Begin RAW DATA
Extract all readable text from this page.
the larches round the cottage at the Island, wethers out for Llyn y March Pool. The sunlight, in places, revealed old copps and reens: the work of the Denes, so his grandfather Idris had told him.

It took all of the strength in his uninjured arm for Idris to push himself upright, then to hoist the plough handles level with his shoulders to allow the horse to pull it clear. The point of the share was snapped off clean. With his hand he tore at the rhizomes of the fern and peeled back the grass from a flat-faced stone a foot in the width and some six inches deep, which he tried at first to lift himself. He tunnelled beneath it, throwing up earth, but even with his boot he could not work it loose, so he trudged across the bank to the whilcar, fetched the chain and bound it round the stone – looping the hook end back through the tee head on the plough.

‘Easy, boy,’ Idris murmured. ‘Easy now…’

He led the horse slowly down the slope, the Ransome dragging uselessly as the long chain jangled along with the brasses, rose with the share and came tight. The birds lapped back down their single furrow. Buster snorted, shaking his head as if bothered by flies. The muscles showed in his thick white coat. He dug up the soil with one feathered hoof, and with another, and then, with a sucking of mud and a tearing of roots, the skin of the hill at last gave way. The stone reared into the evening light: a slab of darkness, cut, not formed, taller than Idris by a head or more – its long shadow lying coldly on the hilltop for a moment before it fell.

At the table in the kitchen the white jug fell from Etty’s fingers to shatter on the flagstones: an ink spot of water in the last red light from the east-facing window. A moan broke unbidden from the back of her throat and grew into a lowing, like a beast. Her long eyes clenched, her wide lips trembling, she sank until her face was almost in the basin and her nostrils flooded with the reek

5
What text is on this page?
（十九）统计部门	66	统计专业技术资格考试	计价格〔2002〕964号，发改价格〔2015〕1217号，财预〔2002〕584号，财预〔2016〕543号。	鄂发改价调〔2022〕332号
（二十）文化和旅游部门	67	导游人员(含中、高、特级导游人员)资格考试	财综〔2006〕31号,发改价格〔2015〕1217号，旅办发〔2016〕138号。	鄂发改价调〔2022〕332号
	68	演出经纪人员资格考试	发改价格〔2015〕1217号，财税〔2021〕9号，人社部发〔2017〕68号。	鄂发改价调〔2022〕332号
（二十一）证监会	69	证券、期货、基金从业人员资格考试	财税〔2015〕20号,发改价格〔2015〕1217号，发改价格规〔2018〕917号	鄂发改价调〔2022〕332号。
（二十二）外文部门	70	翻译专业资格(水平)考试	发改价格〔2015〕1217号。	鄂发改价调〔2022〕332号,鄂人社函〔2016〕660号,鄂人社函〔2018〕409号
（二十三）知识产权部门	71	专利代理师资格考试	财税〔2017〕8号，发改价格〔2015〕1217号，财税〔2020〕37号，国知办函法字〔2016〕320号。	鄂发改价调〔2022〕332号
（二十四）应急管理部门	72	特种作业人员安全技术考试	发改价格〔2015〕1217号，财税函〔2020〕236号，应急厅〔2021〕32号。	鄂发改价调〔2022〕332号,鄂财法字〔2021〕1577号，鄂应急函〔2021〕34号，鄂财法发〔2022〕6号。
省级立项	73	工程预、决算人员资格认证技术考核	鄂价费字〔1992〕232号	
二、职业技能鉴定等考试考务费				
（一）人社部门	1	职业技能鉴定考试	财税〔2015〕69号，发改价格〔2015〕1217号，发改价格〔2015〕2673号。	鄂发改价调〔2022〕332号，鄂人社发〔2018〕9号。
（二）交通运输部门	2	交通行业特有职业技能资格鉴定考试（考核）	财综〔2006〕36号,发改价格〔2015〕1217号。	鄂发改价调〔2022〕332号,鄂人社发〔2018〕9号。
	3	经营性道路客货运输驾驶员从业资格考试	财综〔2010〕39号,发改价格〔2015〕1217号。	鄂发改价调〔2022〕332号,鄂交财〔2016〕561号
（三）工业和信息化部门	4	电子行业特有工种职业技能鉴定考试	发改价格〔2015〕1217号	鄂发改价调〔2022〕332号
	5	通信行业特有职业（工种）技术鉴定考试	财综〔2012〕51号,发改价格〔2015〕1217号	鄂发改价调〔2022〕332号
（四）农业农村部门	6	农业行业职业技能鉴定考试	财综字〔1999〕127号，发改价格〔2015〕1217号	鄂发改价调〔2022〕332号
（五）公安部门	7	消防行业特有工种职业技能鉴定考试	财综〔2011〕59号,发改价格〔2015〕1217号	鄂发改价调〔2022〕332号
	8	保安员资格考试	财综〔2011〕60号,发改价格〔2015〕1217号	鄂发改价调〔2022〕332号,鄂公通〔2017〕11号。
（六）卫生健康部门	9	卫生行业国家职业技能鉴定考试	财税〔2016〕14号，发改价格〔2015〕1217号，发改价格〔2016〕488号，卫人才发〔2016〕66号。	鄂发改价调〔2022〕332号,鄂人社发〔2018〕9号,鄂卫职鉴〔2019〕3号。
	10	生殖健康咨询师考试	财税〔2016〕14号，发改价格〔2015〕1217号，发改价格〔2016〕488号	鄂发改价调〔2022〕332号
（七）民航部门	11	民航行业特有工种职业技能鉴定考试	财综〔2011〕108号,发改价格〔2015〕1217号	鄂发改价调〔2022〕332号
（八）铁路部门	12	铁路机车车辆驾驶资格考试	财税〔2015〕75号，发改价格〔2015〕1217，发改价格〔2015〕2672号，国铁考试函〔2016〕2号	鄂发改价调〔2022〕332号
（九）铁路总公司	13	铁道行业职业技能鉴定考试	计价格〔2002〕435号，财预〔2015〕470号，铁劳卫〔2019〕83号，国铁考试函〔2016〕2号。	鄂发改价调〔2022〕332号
End RAW DATA
## INSTRUCTION
Pull out every line above that holds the word "国铁考试函".

## RESULT
（八）铁路部门	12	铁路机车车辆驾驶资格考试	财税〔2015〕75号，发改价格〔2015〕1217，发改价格〔2015〕2672号，国铁考试函〔2016〕2号	鄂发改价调〔2022〕332号
（九）铁路总公司	13	铁道行业职业技能鉴定考试	计价格〔2002〕435号，财预〔2015〕470号，铁劳卫〔2019〕83号，国铁考试函〔2016〕2号。	鄂发改价调〔2022〕332号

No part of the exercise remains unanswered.